BEGIN Data

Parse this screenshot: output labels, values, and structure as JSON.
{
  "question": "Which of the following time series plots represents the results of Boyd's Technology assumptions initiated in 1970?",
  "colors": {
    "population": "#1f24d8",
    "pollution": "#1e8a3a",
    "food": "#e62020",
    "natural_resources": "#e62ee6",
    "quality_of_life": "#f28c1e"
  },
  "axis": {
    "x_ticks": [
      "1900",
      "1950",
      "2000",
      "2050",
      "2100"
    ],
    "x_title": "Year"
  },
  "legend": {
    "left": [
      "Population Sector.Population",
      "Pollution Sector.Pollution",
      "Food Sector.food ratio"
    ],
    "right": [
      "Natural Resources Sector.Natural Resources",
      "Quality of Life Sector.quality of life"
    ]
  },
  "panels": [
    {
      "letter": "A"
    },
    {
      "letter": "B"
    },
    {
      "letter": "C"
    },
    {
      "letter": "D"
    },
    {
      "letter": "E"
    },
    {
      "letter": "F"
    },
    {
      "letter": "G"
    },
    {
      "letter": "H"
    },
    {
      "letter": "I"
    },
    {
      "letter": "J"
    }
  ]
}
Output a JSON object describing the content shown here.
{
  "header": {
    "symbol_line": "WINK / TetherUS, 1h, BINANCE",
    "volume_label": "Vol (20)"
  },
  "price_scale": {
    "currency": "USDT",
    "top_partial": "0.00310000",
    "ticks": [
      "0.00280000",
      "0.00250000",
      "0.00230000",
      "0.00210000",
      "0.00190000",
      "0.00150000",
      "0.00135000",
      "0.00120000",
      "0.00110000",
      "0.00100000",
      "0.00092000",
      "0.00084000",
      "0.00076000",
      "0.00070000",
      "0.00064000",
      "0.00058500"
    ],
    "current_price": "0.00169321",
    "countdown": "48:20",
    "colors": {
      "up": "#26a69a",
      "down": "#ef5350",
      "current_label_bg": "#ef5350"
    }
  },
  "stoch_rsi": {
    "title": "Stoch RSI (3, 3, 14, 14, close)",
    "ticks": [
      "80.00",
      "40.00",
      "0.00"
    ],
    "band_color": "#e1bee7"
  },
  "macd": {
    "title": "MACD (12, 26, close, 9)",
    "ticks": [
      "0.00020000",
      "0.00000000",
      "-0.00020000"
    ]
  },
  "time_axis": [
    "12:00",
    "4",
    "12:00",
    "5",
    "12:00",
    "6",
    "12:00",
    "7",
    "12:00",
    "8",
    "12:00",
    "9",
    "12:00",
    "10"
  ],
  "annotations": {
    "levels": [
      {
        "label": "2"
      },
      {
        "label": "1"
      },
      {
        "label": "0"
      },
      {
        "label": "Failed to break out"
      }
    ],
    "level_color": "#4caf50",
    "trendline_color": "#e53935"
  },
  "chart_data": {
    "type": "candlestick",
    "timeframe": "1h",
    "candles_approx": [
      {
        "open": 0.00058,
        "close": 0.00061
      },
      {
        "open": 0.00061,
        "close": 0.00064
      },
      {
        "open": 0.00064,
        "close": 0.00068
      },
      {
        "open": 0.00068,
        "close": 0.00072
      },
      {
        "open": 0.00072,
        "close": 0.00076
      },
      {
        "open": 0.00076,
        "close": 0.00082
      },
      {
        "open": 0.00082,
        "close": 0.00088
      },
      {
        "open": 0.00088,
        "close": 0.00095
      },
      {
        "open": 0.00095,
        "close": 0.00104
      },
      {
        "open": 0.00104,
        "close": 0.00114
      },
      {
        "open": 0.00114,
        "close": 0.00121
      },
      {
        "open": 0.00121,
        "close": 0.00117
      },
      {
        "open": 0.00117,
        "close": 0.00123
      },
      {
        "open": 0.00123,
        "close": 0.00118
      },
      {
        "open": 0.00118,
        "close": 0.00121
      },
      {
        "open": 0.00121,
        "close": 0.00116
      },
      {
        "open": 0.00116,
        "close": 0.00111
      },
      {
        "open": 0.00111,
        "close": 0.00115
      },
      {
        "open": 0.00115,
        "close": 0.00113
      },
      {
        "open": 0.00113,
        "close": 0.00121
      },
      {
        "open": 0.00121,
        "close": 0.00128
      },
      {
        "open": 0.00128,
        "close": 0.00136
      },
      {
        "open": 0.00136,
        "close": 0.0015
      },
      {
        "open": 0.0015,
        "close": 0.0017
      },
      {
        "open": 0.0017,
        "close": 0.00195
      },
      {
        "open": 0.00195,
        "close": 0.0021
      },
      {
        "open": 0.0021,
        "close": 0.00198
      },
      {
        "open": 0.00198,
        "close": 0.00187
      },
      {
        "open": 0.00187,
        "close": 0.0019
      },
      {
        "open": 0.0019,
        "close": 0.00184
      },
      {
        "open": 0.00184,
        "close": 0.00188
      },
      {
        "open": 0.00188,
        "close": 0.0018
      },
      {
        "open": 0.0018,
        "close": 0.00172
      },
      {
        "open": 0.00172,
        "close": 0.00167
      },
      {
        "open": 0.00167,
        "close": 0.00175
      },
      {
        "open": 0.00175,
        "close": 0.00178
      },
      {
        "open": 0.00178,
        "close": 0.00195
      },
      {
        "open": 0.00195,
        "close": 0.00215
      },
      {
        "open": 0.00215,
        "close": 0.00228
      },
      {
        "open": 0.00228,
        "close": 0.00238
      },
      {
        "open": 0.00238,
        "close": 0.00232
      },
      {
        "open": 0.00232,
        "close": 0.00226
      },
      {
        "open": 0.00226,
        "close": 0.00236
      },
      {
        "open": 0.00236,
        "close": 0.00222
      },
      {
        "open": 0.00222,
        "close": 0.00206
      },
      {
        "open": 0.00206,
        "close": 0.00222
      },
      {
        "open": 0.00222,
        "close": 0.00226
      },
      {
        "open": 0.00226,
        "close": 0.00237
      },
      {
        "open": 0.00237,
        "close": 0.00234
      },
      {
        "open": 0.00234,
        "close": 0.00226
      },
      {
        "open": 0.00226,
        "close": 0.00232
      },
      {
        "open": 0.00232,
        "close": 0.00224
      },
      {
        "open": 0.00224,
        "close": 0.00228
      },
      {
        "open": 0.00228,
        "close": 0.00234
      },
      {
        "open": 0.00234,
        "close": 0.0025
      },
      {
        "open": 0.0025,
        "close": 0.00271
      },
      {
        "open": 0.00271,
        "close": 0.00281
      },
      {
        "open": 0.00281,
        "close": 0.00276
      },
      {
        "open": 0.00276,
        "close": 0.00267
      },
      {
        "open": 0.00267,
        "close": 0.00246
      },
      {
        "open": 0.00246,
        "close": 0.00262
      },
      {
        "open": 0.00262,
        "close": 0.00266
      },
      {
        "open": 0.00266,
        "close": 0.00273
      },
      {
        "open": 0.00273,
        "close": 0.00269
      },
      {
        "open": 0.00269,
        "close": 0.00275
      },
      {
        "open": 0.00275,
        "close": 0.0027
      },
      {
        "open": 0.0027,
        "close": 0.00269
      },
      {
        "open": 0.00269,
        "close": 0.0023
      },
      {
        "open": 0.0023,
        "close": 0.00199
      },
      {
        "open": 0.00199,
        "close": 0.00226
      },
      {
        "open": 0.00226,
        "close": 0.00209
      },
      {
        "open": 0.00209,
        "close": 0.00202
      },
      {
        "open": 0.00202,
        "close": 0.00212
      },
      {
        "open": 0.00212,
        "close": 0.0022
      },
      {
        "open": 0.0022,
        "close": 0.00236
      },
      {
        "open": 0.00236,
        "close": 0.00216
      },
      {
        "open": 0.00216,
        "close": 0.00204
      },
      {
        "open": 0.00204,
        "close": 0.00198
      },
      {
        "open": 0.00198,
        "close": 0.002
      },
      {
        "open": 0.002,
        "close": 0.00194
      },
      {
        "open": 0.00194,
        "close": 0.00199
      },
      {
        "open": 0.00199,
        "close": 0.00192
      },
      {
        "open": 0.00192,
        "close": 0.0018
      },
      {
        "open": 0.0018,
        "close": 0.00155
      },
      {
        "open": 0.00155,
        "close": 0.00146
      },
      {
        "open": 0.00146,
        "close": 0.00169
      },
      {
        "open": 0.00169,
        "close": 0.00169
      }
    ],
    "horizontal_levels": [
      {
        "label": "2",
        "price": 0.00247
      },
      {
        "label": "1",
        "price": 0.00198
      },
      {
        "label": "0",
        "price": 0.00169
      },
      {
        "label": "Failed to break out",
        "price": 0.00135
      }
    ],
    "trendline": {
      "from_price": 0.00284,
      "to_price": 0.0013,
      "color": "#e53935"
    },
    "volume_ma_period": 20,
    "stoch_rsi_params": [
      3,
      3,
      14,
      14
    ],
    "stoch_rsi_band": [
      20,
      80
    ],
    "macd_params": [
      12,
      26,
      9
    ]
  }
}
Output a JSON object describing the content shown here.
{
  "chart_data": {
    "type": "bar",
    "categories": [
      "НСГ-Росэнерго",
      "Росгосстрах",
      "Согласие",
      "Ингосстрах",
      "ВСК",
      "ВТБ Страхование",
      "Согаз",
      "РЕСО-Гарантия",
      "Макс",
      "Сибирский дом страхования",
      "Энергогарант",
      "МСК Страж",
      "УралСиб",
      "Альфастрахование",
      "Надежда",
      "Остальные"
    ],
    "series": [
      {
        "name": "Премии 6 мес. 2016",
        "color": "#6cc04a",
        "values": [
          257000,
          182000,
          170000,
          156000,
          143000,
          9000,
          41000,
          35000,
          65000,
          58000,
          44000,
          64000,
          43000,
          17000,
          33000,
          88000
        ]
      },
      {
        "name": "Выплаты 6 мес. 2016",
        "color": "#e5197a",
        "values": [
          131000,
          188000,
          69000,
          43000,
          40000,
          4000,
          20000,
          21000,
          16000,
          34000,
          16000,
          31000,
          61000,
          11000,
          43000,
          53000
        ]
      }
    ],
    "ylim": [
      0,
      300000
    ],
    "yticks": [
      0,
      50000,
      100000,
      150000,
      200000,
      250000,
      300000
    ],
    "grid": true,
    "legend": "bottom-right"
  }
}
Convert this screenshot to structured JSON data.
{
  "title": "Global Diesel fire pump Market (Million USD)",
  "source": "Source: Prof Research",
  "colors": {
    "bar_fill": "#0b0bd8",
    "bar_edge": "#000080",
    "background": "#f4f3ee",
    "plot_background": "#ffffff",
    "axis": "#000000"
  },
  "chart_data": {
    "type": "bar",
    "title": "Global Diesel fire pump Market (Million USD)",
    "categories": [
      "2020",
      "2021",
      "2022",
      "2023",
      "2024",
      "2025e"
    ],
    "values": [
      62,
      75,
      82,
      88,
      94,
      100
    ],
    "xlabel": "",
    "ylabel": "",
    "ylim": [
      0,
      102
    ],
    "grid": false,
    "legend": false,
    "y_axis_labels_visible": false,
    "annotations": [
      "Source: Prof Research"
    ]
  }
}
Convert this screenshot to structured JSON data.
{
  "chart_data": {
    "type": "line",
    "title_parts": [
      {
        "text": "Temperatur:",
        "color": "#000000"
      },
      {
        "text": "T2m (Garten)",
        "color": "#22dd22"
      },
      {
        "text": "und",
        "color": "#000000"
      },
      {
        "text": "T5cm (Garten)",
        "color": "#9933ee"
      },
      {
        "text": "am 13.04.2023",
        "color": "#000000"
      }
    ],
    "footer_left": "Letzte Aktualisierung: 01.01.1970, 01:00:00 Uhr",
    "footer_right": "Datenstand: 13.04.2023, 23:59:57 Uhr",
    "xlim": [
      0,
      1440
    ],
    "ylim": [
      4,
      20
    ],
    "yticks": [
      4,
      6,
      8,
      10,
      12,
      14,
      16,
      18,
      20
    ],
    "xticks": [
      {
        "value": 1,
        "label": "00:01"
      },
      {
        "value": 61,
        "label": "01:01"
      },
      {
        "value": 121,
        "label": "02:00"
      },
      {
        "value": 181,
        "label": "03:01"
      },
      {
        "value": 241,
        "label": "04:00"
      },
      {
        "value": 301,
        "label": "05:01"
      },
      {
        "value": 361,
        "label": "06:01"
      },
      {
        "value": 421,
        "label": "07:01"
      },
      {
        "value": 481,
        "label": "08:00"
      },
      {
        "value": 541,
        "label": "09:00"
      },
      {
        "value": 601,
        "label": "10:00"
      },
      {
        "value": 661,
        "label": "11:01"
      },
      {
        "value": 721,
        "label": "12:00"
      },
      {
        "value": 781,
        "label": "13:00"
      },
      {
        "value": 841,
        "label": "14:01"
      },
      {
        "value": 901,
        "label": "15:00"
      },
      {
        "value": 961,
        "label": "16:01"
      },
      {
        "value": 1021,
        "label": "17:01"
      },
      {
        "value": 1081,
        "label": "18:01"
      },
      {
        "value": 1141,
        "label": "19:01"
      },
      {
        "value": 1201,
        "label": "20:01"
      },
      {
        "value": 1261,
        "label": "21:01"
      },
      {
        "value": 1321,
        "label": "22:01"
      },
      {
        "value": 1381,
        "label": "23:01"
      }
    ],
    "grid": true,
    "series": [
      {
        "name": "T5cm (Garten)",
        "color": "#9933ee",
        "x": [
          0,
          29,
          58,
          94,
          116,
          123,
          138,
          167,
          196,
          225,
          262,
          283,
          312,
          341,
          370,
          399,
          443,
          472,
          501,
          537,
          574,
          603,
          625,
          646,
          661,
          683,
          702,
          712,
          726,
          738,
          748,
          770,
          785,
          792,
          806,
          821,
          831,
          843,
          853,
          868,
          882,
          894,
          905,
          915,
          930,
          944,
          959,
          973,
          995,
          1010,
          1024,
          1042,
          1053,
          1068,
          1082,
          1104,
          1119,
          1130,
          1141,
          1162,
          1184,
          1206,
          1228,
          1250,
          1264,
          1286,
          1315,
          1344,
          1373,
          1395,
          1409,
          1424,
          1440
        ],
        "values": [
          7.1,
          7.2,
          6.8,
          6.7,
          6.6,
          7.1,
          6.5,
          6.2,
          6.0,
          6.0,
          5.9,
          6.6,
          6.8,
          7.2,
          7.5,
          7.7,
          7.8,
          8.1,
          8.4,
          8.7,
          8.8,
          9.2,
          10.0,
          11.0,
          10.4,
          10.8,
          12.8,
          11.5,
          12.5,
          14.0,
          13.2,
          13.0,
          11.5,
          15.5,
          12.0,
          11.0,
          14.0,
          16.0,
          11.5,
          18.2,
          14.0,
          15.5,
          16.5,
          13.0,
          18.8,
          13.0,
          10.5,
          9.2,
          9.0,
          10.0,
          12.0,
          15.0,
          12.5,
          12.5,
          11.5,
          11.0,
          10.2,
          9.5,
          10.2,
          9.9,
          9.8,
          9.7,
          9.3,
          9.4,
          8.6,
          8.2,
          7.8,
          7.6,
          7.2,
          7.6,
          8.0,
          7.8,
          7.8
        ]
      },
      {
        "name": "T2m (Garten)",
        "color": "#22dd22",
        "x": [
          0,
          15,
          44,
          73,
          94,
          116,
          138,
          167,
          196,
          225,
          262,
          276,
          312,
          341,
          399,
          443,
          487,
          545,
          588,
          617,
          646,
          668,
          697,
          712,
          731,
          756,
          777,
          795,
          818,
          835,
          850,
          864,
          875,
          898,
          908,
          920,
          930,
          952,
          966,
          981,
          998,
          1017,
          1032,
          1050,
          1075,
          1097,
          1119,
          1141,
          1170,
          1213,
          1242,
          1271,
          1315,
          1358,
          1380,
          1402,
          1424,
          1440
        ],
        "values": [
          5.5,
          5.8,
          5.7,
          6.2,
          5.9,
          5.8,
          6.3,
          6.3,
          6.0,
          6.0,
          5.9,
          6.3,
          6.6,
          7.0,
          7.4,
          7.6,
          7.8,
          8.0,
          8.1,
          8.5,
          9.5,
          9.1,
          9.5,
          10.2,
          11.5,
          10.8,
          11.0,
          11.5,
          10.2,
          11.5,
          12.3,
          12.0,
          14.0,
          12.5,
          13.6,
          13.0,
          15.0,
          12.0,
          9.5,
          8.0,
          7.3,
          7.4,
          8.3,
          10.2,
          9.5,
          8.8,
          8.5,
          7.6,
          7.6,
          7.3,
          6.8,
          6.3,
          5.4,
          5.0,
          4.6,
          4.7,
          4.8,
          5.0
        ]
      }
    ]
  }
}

END Data

(Your task): Keep only the lines that hold the string "text", and copy them out.

(The reply):
        "text": "Temperatur:",
        "text": "T2m (Garten)",
        "text": "und",
        "text": "T5cm (Garten)",
        "text": "am 13.04.2023",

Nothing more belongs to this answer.